◆ Task statement:
Return every entry exactly.
== Listed records ==
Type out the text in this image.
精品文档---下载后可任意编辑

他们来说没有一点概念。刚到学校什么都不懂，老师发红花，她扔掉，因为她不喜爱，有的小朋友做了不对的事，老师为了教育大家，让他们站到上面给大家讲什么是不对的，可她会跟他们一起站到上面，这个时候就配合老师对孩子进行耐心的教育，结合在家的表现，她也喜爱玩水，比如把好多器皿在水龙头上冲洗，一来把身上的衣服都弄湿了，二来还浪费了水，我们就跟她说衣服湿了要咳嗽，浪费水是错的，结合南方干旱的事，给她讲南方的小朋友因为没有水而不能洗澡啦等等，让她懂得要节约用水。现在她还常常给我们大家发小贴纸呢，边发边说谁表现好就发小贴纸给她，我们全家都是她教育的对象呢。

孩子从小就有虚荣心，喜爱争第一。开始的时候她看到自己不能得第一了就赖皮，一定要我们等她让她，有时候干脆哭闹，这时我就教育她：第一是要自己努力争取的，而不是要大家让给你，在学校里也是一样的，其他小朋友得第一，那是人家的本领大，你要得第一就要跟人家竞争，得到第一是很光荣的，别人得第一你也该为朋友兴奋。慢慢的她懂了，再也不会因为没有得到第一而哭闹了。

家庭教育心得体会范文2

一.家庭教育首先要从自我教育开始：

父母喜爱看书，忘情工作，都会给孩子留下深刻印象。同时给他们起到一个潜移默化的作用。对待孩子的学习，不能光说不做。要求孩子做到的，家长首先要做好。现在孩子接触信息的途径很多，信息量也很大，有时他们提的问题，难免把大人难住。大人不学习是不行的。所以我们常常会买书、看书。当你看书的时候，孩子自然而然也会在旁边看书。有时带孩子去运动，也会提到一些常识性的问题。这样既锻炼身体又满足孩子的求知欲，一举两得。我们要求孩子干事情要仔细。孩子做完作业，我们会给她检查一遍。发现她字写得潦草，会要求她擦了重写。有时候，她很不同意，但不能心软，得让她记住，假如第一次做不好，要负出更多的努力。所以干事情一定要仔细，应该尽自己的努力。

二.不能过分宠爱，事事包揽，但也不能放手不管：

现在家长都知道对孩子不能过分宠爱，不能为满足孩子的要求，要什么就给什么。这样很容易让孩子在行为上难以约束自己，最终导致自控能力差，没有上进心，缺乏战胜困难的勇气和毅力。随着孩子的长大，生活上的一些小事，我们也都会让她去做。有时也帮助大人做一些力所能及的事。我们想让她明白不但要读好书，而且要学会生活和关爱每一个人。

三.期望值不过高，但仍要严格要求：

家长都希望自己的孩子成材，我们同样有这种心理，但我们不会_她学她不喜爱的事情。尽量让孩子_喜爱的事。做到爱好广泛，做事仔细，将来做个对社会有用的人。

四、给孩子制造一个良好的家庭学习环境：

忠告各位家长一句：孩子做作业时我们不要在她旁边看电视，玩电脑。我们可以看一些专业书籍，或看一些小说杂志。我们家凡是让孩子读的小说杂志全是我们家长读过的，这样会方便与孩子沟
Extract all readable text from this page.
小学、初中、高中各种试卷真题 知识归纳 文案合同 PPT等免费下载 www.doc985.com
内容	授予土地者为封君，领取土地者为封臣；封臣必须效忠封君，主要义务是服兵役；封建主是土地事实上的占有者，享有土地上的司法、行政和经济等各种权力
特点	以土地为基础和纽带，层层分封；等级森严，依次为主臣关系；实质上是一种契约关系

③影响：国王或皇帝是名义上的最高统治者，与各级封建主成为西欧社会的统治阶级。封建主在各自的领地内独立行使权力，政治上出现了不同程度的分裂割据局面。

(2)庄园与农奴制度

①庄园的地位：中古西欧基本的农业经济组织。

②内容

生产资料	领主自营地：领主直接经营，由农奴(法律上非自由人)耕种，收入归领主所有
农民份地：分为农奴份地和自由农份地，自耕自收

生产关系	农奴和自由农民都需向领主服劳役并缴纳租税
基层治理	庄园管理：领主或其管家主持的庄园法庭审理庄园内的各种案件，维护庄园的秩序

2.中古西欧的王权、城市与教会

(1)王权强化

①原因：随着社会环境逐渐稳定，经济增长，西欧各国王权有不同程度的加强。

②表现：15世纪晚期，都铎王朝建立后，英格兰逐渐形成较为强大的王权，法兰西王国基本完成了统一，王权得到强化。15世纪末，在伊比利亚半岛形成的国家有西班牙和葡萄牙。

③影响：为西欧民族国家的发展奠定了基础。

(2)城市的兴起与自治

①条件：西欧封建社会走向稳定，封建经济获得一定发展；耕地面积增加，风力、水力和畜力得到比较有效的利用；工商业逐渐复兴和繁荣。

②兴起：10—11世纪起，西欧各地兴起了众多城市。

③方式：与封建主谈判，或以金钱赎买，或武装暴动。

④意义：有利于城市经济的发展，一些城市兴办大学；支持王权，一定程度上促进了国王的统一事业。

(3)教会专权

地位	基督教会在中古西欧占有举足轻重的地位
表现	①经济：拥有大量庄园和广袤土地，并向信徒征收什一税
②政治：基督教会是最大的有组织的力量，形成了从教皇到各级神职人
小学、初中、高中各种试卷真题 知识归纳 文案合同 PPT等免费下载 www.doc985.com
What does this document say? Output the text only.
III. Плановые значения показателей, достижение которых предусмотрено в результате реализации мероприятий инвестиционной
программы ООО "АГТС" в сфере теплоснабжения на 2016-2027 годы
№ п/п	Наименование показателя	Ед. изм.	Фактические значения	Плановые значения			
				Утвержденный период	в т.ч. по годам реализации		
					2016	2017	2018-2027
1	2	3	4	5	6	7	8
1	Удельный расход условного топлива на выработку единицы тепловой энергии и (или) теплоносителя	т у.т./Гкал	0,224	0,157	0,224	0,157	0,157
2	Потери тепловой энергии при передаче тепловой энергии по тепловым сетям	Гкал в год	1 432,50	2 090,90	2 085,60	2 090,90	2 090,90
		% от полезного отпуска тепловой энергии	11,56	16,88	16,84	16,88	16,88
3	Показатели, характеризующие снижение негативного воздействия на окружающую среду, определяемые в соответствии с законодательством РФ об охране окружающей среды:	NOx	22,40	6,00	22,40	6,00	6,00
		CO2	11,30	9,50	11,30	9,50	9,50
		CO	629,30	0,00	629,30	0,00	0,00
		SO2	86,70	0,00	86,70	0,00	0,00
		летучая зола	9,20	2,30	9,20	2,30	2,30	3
===
◆ Solution to the exercise:
Type out the text in this image.
精品文档---下载后可任意编辑

他们来说没有一点概念。刚到学校什么都不懂，老师发红花，她扔掉，因为她不喜爱，有的小朋友做了不对的事，老师为了教育大家，让他们站到上面给大家讲什么是不对的，可她会跟他们一起站到上面，这个时候就配合老师对孩子进行耐心的教育，结合在家的表现，她也喜爱玩水，比如把好多器皿在水龙头上冲洗，一来把身上的衣服都弄湿了，二来还浪费了水，我们就跟她说衣服湿了要咳嗽，浪费水是错的，结合南方干旱的事，给她讲南方的小朋友因为没有水而不能洗澡啦等等，让她懂得要节约用水。现在她还常常给我们大家发小贴纸呢，边发边说谁表现好就发小贴纸给她，我们全家都是她教育的对象呢。

孩子从小就有虚荣心，喜爱争第一。开始的时候她看到自己不能得第一了就赖皮，一定要我们等她让她，有时候干脆哭闹，这时我就教育她：第一是要自己努力争取的，而不是要大家让给你，在学校里也是一样的，其他小朋友得第一，那是人家的本领大，你要得第一就要跟人家竞争，得到第一是很光荣的，别人得第一你也该为朋友兴奋。慢慢的她懂了，再也不会因为没有得到第一而哭闹了。

家庭教育心得体会范文2

一.家庭教育首先要从自我教育开始：

父母喜爱看书，忘情工作，都会给孩子留下深刻印象。同时给他们起到一个潜移默化的作用。对待孩子的学习，不能光说不做。要求孩子做到的，家长首先要做好。现在孩子接触信息的途径很多，信息量也很大，有时他们提的问题，难免把大人难住。大人不学习是不行的。所以我们常常会买书、看书。当你看书的时候，孩子自然而然也会在旁边看书。有时带孩子去运动，也会提到一些常识性的问题。这样既锻炼身体又满足孩子的求知欲，一举两得。我们要求孩子干事情要仔细。孩子做完作业，我们会给她检查一遍。发现她字写得潦草，会要求她擦了重写。有时候，她很不同意，但不能心软，得让她记住，假如第一次做不好，要负出更多的努力。所以干事情一定要仔细，应该尽自己的努力。

二.不能过分宠爱，事事包揽，但也不能放手不管：

现在家长都知道对孩子不能过分宠爱，不能为满足孩子的要求，要什么就给什么。这样很容易让孩子在行为上难以约束自己，最终导致自控能力差，没有上进心，缺乏战胜困难的勇气和毅力。随着孩子的长大，生活上的一些小事，我们也都会让她去做。有时也帮助大人做一些力所能及的事。我们想让她明白不但要读好书，而且要学会生活和关爱每一个人。

三.期望值不过高，但仍要严格要求：

家长都希望自己的孩子成材，我们同样有这种心理，但我们不会_她学她不喜爱的事情。尽量让孩子_喜爱的事。做到爱好广泛，做事仔细，将来做个对社会有用的人。

四、给孩子制造一个良好的家庭学习环境：

忠告各位家长一句：孩子做作业时我们不要在她旁边看电视，玩电脑。我们可以看一些专业书籍，或看一些小说杂志。我们家凡是让孩子读的小说杂志全是我们家长读过的，这样会方便与孩子沟
Extract all readable text from this page.
小学、初中、高中各种试卷真题 知识归纳 文案合同 PPT等免费下载 www.doc985.com
内容	授予土地者为封君，领取土地者为封臣；封臣必须效忠封君，主要义务是服兵役；封建主是土地事实上的占有者，享有土地上的司法、行政和经济等各种权力
特点	以土地为基础和纽带，层层分封；等级森严，依次为主臣关系；实质上是一种契约关系

③影响：国王或皇帝是名义上的最高统治者，与各级封建主成为西欧社会的统治阶级。封建主在各自的领地内独立行使权力，政治上出现了不同程度的分裂割据局面。

(2)庄园与农奴制度

①庄园的地位：中古西欧基本的农业经济组织。

②内容

生产资料	领主自营地：领主直接经营，由农奴(法律上非自由人)耕种，收入归领主所有
农民份地：分为农奴份地和自由农份地，自耕自收

生产关系	农奴和自由农民都需向领主服劳役并缴纳租税
基层治理	庄园管理：领主或其管家主持的庄园法庭审理庄园内的各种案件，维护庄园的秩序

2.中古西欧的王权、城市与教会

(1)王权强化

①原因：随着社会环境逐渐稳定，经济增长，西欧各国王权有不同程度的加强。

②表现：15世纪晚期，都铎王朝建立后，英格兰逐渐形成较为强大的王权，法兰西王国基本完成了统一，王权得到强化。15世纪末，在伊比利亚半岛形成的国家有西班牙和葡萄牙。

③影响：为西欧民族国家的发展奠定了基础。

(2)城市的兴起与自治

①条件：西欧封建社会走向稳定，封建经济获得一定发展；耕地面积增加，风力、水力和畜力得到比较有效的利用；工商业逐渐复兴和繁荣。

②兴起：10—11世纪起，西欧各地兴起了众多城市。

③方式：与封建主谈判，或以金钱赎买，或武装暴动。

④意义：有利于城市经济的发展，一些城市兴办大学；支持王权，一定程度上促进了国王的统一事业。

(3)教会专权

地位	基督教会在中古西欧占有举足轻重的地位
表现	①经济：拥有大量庄园和广袤土地，并向信徒征收什一税
②政治：基督教会是最大的有组织的力量，形成了从教皇到各级神职人
小学、初中、高中各种试卷真题 知识归纳 文案合同 PPT等免费下载 www.doc985.com
What does this document say? Output the text only.
III. Плановые значения показателей, достижение которых предусмотрено в результате реализации мероприятий инвестиционной
программы ООО "АГТС" в сфере теплоснабжения на 2016-2027 годы
№ п/п	Наименование показателя	Ед. изм.	Фактические значения	Плановые значения			
				Утвержденный период	в т.ч. по годам реализации		
					2016	2017	2018-2027
1	2	3	4	5	6	7	8
1	Удельный расход условного топлива на выработку единицы тепловой энергии и (или) теплоносителя	т у.т./Гкал	0,224	0,157	0,224	0,157	0,157
2	Потери тепловой энергии при передаче тепловой энергии по тепловым сетям	Гкал в год	1 432,50	2 090,90	2 085,60	2 090,90	2 090,90
		% от полезного отпуска тепловой энергии	11,56	16,88	16,84	16,88	16,88
3	Показатели, характеризующие снижение негативного воздействия на окружающую среду, определяемые в соответствии с законодательством РФ об охране окружающей среды:	NOx	22,40	6,00	22,40	6,00	6,00
		CO2	11,30	9,50	11,30	9,50	9,50
		CO	629,30	0,00	629,30	0,00	0,00
		SO2	86,70	0,00	86,70	0,00	0,00
		летучая зола	9,20	2,30	9,20	2,30	2,30	3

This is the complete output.